■ Description of the task: Determine how many lines of the data below contain "bikincoding", then give only that number.

(Extracted records)
____

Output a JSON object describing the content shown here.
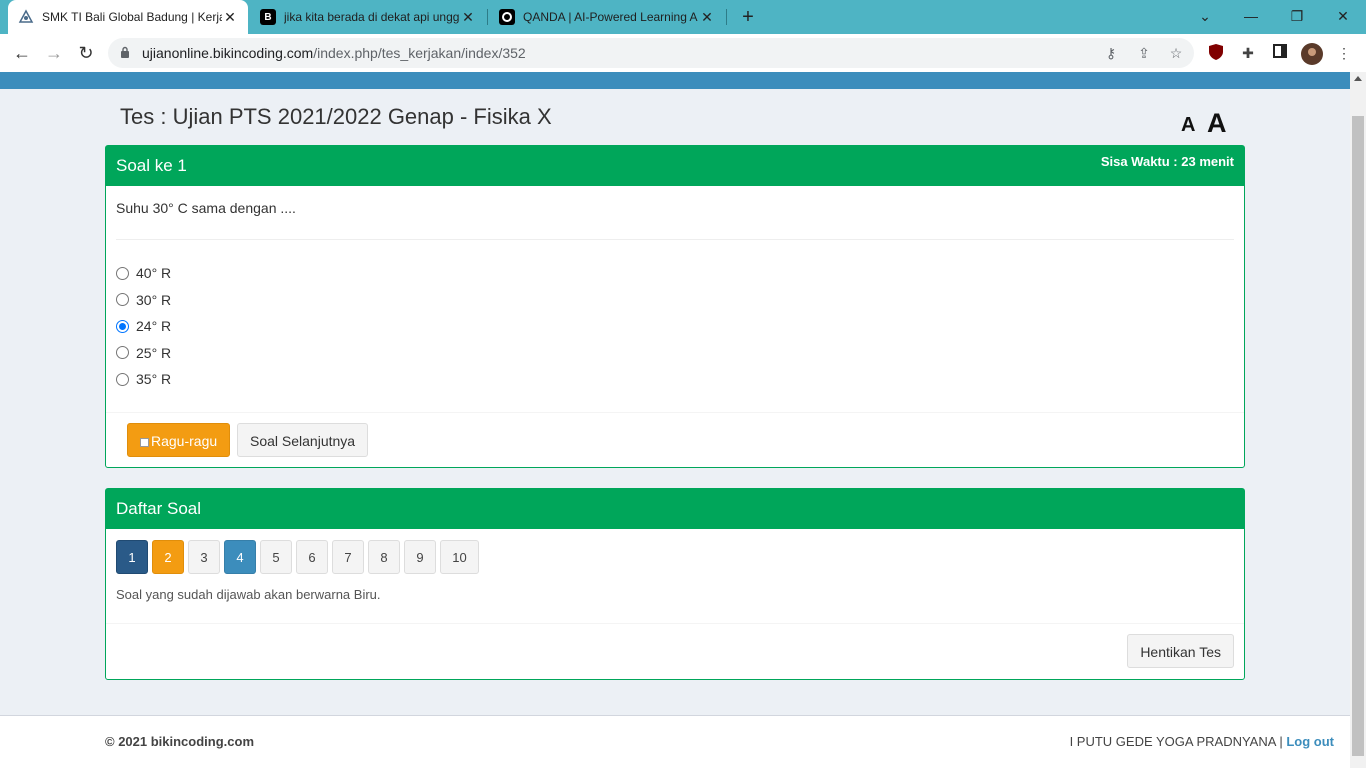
{
  "browser": {
    "tabs": [
      {
        "title": "SMK TI Bali Global Badung | Kerja",
        "icon": "school-logo-icon"
      },
      {
        "title": "jika kita berada di dekat api ungg",
        "icon": "brainly-icon"
      },
      {
        "title": "QANDA | AI-Powered Learning A",
        "icon": "qanda-icon"
      }
    ],
    "url_host": "ujianonline.bikincoding.com",
    "url_path": "/index.php/tes_kerjakan/index/352"
  },
  "page": {
    "title": "Tes : Ujian PTS 2021/2022 Genap - Fisika X",
    "font_small": "A",
    "font_large": "A"
  },
  "question_box": {
    "header": "Soal ke 1",
    "timer": "Sisa Waktu : 23 menit",
    "question": "Suhu 30° C sama dengan ....",
    "options": [
      {
        "label": "40° R",
        "checked": false
      },
      {
        "label": "30° R",
        "checked": false
      },
      {
        "label": "24° R",
        "checked": true
      },
      {
        "label": "25° R",
        "checked": false
      },
      {
        "label": "35° R",
        "checked": false
      }
    ],
    "doubt_label": "Ragu-ragu",
    "next_label": "Soal Selanjutnya"
  },
  "list_box": {
    "header": "Daftar Soal",
    "numbers": [
      {
        "label": "1",
        "state": "current"
      },
      {
        "label": "2",
        "state": "doubt"
      },
      {
        "label": "3",
        "state": "empty"
      },
      {
        "label": "4",
        "state": "answered"
      },
      {
        "label": "5",
        "state": "empty"
      },
      {
        "label": "6",
        "state": "empty"
      },
      {
        "label": "7",
        "state": "empty"
      },
      {
        "label": "8",
        "state": "empty"
      },
      {
        "label": "9",
        "state": "empty"
      },
      {
        "label": "10",
        "state": "empty"
      }
    ],
    "note": "Soal yang sudah dijawab akan berwarna Biru.",
    "stop_label": "Hentikan Tes"
  },
  "footer": {
    "copyright": "© 2021 bikincoding.com",
    "user": "I PUTU GEDE YOGA PRADNYANA",
    "separator": "|",
    "logout": "Log out"
  },
  "colors": {
    "header_green": "#00a65a",
    "accent_blue": "#3c8dbc",
    "warning_orange": "#f39c12",
    "current_dark_blue": "#2a5a88"
  }
}
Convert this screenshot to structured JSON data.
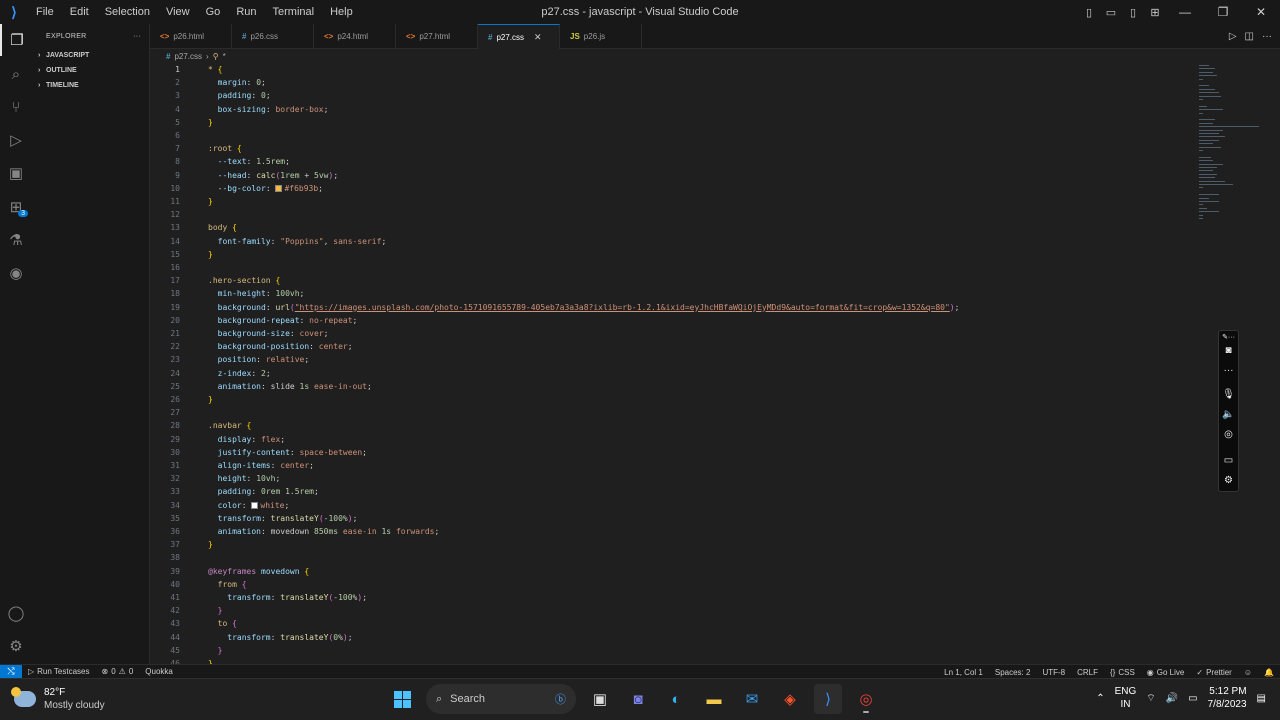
{
  "window": {
    "title": "p27.css - javascript - Visual Studio Code"
  },
  "menu": [
    "File",
    "Edit",
    "Selection",
    "View",
    "Go",
    "Run",
    "Terminal",
    "Help"
  ],
  "explorer": {
    "title": "EXPLORER",
    "sections": [
      "JAVASCRIPT",
      "OUTLINE",
      "TIMELINE"
    ]
  },
  "tabs": [
    {
      "name": "p26.html",
      "type": "html",
      "icon": "<>"
    },
    {
      "name": "p26.css",
      "type": "css",
      "icon": "#"
    },
    {
      "name": "p24.html",
      "type": "html",
      "icon": "<>"
    },
    {
      "name": "p27.html",
      "type": "html",
      "icon": "<>"
    },
    {
      "name": "p27.css",
      "type": "css",
      "icon": "#",
      "active": true
    },
    {
      "name": "p26.js",
      "type": "js",
      "icon": "JS"
    }
  ],
  "breadcrumb": {
    "file": "p27.css",
    "symbol": "*"
  },
  "editor": {
    "current_line": 1,
    "start_line": 1
  },
  "status": {
    "run_testcases": "Run Testcases",
    "errors": "0",
    "warnings": "0",
    "quokka": "Quokka",
    "position": "Ln 1, Col 1",
    "spaces": "Spaces: 2",
    "encoding": "UTF-8",
    "eol": "CRLF",
    "language": "CSS",
    "golive": "Go Live",
    "prettier": "Prettier"
  },
  "taskbar": {
    "temp": "82°F",
    "weather": "Mostly cloudy",
    "search": "Search",
    "lang1": "ENG",
    "lang2": "IN",
    "time": "5:12 PM",
    "date": "7/8/2023"
  }
}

____

■ Response: 2